◆ O que fazer
Responda com base no texto sobre a eliminação do Benfica:
(a) Com quem falou o SAPO Desporto depois da eliminação?
(b) Segundo o especialista, com que falta Jorge Jesus começou a Liga dos Campeões?
(c) O que a eliminação poderá ditar se não for atenuada com a vitória do campeonato?

◆ Texto dado
========

Depois de o Benfica ter sido eliminado das competições europeias, o SAPO Desporto falou com Rui Lança, investigador e autor de vários livros na área desportiva, para tentar perceber o que é que correu mal no percurso europeu dos "encarnados" e que consequências isto poderá ter para o plantel.
Na opinião do especialista em gestão desportiva, Jorge Jesus geriu mal a participação na "Champions", tendo feito isso com menor "preparação" e "exigência", mesmo tendo em conta que o plantel não é tão rico como na época passada.
"O plantel oferece menos soluções do que no ano passado, especialmente em duas posições chave no Benfica: as alas, que no ano passado se distinguiram pela positiva. Mas analisando estes cinco jogos [da fase de grupos da Liga dos Campeões] e percebendo o discurso antes, durante e após os jogos, ele claramente dá menos importância a estes jogos. Também não mediu bem o facto de ter começado a Liga dos Campeões com menos preparação e menor exigência".
O antigo colaborador do Concelho Europeu e de algumas ONG’s assegura que, apesar de os jogadores sentirem mais pressão com a saída das competições europeias, Jorge Jesus poderá ter vida complicada caso não vença o campeonato.
"A eliminação é uma 'pedra pesada' que, se não for atenuada com a vitória do campeonato poderá ditar a saída de Jorge Jesus do Benfica. No entanto, temos de perceber que o Benfica nunca seria candidato a ganhar a Liga dos Campeões. A eliminação desta competição pesa mais para o lado dos jogadores do que para o treinador. Contudo, se continuarem a ser demasiadas pedras…"

========

◆ Dados guardados
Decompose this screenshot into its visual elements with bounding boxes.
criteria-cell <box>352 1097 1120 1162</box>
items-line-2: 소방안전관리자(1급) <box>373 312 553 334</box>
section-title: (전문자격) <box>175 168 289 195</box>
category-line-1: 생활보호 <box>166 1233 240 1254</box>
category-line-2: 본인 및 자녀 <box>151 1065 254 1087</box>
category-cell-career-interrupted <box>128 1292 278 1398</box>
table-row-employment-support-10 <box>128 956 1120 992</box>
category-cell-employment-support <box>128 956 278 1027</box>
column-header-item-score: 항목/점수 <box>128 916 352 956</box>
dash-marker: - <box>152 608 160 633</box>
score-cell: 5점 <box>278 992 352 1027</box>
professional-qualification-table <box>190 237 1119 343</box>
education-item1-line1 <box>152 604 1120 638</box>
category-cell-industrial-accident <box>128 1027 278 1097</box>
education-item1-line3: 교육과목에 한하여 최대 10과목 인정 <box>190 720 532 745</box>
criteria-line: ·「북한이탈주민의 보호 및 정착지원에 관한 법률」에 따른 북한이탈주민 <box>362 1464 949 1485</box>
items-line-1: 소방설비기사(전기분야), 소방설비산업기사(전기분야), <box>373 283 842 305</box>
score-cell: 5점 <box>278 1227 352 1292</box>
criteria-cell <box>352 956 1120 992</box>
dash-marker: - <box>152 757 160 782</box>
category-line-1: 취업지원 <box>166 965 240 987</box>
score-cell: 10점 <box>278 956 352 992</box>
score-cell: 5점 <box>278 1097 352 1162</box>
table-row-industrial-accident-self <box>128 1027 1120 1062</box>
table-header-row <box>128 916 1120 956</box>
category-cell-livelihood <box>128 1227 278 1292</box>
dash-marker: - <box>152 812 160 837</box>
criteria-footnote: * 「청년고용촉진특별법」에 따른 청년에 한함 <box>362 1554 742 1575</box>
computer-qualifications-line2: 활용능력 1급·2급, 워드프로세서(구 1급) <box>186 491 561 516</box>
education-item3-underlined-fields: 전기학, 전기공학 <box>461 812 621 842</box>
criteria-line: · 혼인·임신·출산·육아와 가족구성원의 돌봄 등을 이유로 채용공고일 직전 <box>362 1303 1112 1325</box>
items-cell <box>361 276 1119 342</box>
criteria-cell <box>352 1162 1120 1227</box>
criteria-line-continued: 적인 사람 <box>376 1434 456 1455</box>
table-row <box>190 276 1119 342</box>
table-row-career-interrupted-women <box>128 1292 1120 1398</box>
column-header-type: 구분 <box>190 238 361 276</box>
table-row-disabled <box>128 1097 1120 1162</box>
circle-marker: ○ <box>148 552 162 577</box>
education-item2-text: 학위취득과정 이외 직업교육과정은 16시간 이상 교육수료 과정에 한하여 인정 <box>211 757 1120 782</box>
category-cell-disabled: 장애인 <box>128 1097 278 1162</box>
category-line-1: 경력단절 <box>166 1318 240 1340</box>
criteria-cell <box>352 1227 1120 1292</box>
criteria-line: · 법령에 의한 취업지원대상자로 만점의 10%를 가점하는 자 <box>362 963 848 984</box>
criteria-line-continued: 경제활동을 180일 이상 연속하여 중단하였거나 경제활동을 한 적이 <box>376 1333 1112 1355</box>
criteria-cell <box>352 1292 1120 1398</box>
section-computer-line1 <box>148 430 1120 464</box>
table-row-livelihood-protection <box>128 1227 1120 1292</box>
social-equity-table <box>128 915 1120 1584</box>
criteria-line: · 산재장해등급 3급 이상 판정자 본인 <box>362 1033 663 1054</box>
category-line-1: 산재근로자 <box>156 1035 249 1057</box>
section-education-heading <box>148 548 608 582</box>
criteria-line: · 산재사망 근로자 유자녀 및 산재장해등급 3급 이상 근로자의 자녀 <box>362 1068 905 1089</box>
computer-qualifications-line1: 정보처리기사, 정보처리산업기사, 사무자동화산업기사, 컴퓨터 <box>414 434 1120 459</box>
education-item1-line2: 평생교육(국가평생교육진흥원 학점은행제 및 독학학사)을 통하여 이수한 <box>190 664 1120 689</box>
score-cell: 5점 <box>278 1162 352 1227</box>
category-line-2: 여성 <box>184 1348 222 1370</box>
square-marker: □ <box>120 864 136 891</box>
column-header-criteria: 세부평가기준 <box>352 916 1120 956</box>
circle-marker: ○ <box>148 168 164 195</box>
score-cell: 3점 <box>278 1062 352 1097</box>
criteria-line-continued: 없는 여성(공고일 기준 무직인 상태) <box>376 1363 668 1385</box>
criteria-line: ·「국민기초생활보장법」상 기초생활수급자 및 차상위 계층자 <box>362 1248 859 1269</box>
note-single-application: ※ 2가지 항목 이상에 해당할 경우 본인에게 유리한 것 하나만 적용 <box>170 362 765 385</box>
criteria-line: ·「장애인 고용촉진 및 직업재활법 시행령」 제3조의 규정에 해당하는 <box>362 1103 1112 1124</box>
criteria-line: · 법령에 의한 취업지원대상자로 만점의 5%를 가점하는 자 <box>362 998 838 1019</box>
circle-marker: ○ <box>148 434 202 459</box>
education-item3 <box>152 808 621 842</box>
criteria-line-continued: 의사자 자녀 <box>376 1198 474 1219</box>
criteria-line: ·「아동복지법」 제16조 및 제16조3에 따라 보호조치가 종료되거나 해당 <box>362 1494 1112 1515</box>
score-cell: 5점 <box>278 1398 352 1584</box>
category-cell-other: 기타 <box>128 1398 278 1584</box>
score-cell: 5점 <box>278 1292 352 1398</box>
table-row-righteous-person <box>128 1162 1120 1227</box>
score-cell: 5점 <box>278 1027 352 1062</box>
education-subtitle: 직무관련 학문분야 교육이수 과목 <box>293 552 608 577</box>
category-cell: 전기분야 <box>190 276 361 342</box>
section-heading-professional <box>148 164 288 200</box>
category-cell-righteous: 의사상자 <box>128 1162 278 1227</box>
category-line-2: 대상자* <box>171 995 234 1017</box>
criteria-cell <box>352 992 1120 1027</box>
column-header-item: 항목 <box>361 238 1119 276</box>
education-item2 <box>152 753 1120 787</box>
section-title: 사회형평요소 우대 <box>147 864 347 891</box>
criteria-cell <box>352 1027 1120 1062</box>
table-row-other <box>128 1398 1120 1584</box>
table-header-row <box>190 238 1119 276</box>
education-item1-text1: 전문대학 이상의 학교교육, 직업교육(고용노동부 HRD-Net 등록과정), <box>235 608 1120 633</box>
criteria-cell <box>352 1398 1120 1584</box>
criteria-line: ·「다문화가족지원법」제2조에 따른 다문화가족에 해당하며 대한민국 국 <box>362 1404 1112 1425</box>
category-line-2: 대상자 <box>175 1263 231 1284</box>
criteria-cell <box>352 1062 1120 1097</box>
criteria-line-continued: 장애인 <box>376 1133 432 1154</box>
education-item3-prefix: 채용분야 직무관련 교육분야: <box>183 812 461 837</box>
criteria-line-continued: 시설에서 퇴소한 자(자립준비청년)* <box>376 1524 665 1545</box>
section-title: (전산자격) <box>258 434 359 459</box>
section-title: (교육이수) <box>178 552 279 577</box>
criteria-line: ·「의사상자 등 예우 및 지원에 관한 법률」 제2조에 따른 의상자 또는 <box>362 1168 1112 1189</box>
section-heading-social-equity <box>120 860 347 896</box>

========

◆ Resposta completa
(a) Com Rui Lança, investigador e autor de vários livros na área desportiva.
(b) Com menos preparação e menor exigência.
(c) A saída de Jorge Jesus do Benfica.